• Stated goal
Determine how many lines of the data below contain "Which", then give only that number.

= = = = = = =

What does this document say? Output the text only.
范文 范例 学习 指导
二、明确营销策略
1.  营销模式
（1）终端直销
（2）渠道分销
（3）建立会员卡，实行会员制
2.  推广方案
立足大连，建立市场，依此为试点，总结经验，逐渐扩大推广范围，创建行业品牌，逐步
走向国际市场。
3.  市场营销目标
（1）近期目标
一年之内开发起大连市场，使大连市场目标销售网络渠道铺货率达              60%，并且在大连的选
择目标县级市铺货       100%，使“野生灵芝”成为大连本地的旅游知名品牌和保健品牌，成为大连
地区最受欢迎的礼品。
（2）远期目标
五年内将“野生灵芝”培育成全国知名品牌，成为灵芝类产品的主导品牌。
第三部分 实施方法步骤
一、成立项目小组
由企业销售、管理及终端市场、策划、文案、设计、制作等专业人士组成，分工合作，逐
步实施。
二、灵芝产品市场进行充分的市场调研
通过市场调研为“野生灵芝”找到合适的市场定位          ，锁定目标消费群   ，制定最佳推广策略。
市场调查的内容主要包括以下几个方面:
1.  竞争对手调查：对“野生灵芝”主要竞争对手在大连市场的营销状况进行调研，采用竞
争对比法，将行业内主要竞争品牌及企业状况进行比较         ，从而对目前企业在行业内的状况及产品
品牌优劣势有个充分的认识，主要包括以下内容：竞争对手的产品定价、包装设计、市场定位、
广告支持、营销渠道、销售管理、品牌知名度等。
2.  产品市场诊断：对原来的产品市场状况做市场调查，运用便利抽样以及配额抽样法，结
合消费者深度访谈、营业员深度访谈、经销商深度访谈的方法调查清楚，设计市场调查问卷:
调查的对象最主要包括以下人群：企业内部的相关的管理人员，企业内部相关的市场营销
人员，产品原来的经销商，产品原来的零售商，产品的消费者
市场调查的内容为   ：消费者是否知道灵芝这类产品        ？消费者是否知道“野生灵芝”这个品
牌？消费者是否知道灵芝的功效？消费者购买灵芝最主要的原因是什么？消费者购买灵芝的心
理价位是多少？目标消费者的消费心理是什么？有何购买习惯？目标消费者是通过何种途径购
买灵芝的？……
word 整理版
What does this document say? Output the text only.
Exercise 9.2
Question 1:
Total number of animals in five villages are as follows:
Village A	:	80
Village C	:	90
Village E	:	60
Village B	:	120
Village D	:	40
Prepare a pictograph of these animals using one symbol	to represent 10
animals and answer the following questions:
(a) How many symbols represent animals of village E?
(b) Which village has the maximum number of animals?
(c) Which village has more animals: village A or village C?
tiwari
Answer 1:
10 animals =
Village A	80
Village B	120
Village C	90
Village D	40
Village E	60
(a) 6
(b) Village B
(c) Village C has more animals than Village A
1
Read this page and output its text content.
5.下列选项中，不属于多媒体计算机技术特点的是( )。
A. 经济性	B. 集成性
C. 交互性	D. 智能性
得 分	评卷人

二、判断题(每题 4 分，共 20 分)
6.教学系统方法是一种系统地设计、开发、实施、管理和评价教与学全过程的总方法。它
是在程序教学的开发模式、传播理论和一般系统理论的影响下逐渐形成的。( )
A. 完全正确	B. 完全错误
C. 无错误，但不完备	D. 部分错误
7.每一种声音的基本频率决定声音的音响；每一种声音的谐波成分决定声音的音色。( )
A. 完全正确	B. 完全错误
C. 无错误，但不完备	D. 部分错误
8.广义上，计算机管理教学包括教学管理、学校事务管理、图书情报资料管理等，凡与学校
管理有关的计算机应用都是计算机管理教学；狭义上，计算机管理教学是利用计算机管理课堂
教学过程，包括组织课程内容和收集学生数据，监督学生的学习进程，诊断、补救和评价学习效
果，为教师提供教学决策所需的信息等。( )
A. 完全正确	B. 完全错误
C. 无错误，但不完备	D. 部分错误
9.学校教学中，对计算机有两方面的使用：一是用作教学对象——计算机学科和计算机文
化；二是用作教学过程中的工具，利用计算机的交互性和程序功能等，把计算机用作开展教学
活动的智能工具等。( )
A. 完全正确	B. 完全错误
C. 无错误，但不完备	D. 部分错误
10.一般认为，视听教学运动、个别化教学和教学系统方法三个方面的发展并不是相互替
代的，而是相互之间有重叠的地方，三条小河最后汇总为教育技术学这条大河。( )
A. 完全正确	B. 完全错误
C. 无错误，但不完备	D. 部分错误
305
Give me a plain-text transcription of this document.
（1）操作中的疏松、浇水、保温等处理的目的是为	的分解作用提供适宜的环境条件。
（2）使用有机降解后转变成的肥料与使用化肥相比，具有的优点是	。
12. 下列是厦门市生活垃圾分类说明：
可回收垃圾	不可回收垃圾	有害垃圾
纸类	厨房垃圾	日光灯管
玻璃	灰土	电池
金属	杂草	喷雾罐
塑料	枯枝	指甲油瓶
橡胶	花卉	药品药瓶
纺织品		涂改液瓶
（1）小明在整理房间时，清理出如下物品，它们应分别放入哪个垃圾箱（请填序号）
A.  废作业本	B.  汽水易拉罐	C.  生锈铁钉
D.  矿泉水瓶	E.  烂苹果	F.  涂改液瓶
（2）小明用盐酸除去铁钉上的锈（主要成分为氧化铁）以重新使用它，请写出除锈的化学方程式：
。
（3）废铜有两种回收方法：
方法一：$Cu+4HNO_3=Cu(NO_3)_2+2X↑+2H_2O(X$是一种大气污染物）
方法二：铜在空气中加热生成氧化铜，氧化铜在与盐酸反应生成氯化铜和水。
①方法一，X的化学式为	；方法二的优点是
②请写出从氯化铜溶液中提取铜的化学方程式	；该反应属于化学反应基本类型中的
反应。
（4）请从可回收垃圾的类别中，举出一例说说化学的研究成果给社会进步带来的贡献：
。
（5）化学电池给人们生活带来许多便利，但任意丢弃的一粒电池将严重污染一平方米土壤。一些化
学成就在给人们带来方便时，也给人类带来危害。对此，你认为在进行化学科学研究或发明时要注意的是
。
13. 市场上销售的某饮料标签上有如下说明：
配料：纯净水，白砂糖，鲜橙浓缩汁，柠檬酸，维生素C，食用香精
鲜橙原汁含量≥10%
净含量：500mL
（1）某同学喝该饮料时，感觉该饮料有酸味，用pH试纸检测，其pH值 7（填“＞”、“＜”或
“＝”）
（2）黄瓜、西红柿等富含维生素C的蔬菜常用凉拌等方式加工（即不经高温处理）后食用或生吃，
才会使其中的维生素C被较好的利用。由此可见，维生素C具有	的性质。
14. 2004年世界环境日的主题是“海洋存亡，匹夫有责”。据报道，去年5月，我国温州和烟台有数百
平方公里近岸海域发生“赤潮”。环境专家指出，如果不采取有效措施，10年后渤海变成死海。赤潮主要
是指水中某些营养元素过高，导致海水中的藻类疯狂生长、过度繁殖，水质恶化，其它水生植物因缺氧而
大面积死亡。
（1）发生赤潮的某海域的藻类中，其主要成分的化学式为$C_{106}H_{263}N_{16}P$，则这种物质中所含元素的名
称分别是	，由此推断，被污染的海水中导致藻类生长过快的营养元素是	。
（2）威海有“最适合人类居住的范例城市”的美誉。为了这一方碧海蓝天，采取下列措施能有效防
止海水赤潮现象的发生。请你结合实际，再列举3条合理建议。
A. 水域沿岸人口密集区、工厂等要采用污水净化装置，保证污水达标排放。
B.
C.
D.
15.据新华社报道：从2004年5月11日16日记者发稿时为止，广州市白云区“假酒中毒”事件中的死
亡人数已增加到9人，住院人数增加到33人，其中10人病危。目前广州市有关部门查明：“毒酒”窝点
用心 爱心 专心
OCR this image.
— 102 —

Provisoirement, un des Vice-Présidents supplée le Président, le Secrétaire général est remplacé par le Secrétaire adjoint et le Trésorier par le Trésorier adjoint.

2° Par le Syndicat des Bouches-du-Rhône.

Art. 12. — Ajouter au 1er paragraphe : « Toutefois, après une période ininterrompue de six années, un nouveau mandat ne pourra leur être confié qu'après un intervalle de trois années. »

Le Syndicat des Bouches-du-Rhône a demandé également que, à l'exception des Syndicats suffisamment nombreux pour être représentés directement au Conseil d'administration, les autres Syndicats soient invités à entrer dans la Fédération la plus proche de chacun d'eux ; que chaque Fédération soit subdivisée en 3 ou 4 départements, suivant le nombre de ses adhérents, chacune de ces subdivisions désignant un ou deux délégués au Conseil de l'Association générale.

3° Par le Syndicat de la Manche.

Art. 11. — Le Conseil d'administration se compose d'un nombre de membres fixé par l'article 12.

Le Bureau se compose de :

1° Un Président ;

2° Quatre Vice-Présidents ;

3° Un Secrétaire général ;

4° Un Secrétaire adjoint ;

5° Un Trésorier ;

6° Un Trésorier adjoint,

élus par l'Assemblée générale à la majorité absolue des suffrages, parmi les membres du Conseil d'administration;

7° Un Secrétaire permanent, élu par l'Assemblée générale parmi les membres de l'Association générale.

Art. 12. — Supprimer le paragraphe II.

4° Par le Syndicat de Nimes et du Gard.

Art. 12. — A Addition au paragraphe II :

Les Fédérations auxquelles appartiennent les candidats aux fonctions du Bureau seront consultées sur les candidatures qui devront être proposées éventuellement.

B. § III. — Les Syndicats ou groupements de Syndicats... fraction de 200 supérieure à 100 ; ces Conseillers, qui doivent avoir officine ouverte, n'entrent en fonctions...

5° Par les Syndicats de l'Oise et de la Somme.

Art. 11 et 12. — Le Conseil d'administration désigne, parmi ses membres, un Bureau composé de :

= = = = = = =

• Solution to this problem
2